• [Goal of the exercise] Each line below must be set down exactly; omit any image you find.
· · · ·
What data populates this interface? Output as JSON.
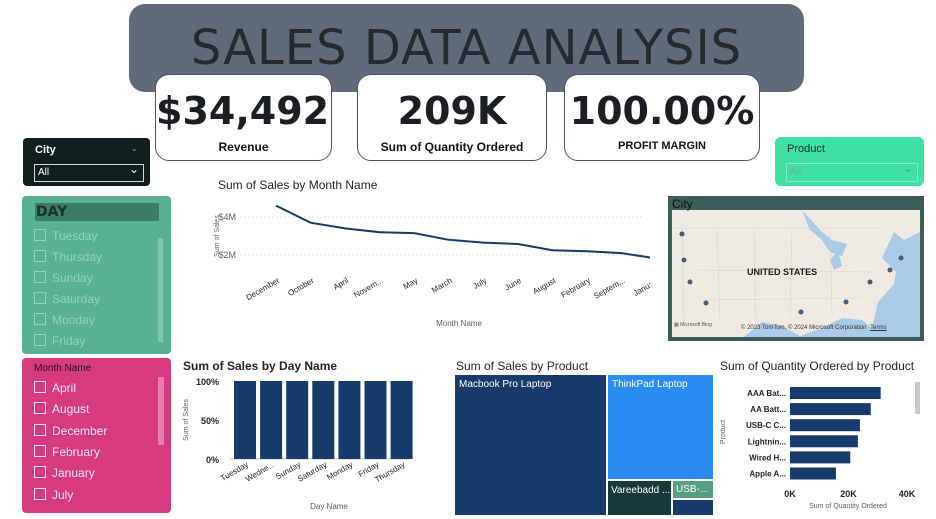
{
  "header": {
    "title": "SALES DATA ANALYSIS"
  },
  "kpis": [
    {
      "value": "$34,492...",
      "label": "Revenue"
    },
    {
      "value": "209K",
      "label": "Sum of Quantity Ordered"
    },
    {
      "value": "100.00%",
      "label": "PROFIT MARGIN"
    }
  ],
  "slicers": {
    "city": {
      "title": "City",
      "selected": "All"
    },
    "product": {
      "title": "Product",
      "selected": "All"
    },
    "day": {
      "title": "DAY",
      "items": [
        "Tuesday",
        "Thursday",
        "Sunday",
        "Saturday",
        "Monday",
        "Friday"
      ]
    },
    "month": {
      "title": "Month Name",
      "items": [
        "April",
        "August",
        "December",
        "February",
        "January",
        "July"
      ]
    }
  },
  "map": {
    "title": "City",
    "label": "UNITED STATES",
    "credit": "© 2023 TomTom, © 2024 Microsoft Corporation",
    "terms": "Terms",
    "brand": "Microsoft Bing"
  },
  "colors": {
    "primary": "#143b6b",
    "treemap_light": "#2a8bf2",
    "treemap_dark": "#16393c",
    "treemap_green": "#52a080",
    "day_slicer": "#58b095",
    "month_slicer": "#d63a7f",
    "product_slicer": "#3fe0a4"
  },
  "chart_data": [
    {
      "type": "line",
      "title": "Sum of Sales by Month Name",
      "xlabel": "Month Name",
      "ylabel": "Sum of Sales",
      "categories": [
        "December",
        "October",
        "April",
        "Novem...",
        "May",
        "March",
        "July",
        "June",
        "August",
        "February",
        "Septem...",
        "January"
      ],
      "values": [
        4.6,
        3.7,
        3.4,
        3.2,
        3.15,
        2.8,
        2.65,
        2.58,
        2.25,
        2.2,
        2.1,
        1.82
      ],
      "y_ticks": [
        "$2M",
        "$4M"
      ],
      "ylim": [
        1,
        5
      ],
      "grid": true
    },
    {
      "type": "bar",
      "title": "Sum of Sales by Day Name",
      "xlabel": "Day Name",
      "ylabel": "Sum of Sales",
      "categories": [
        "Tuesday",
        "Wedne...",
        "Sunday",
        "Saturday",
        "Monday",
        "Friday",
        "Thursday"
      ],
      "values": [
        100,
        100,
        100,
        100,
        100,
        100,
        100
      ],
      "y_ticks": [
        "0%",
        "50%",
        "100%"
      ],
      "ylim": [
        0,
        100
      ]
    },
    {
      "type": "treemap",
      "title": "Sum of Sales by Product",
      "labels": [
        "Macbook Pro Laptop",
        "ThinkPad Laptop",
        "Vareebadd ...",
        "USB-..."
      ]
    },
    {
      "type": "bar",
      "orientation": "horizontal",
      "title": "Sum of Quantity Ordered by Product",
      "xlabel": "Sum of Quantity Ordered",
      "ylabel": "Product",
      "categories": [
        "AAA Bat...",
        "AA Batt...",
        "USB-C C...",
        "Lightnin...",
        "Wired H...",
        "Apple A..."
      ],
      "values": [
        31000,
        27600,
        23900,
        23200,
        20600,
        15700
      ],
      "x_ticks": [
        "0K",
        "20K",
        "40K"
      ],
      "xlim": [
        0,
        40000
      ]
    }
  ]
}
· · · ·
• [Exercise response]
What data populates this interface? Output as JSON.
{
  "header": {
    "title": "SALES DATA ANALYSIS"
  },
  "kpis": [
    {
      "value": "$34,492...",
      "label": "Revenue"
    },
    {
      "value": "209K",
      "label": "Sum of Quantity Ordered"
    },
    {
      "value": "100.00%",
      "label": "PROFIT MARGIN"
    }
  ],
  "slicers": {
    "city": {
      "title": "City",
      "selected": "All"
    },
    "product": {
      "title": "Product",
      "selected": "All"
    },
    "day": {
      "title": "DAY",
      "items": [
        "Tuesday",
        "Thursday",
        "Sunday",
        "Saturday",
        "Monday",
        "Friday"
      ]
    },
    "month": {
      "title": "Month Name",
      "items": [
        "April",
        "August",
        "December",
        "February",
        "January",
        "July"
      ]
    }
  },
  "map": {
    "title": "City",
    "label": "UNITED STATES",
    "credit": "© 2023 TomTom, © 2024 Microsoft Corporation",
    "terms": "Terms",
    "brand": "Microsoft Bing"
  },
  "colors": {
    "primary": "#143b6b",
    "treemap_light": "#2a8bf2",
    "treemap_dark": "#16393c",
    "treemap_green": "#52a080",
    "day_slicer": "#58b095",
    "month_slicer": "#d63a7f",
    "product_slicer": "#3fe0a4"
  },
  "chart_data": [
    {
      "type": "line",
      "title": "Sum of Sales by Month Name",
      "xlabel": "Month Name",
      "ylabel": "Sum of Sales",
      "categories": [
        "December",
        "October",
        "April",
        "Novem...",
        "May",
        "March",
        "July",
        "June",
        "August",
        "February",
        "Septem...",
        "January"
      ],
      "values": [
        4.6,
        3.7,
        3.4,
        3.2,
        3.15,
        2.8,
        2.65,
        2.58,
        2.25,
        2.2,
        2.1,
        1.82
      ],
      "y_ticks": [
        "$2M",
        "$4M"
      ],
      "ylim": [
        1,
        5
      ],
      "grid": true
    },
    {
      "type": "bar",
      "title": "Sum of Sales by Day Name",
      "xlabel": "Day Name",
      "ylabel": "Sum of Sales",
      "categories": [
        "Tuesday",
        "Wedne...",
        "Sunday",
        "Saturday",
        "Monday",
        "Friday",
        "Thursday"
      ],
      "values": [
        100,
        100,
        100,
        100,
        100,
        100,
        100
      ],
      "y_ticks": [
        "0%",
        "50%",
        "100%"
      ],
      "ylim": [
        0,
        100
      ]
    },
    {
      "type": "treemap",
      "title": "Sum of Sales by Product",
      "labels": [
        "Macbook Pro Laptop",
        "ThinkPad Laptop",
        "Vareebadd ...",
        "USB-..."
      ]
    },
    {
      "type": "bar",
      "orientation": "horizontal",
      "title": "Sum of Quantity Ordered by Product",
      "xlabel": "Sum of Quantity Ordered",
      "ylabel": "Product",
      "categories": [
        "AAA Bat...",
        "AA Batt...",
        "USB-C C...",
        "Lightnin...",
        "Wired H...",
        "Apple A..."
      ],
      "values": [
        31000,
        27600,
        23900,
        23200,
        20600,
        15700
      ],
      "x_ticks": [
        "0K",
        "20K",
        "40K"
      ],
      "xlim": [
        0,
        40000
      ]
    }
  ]
}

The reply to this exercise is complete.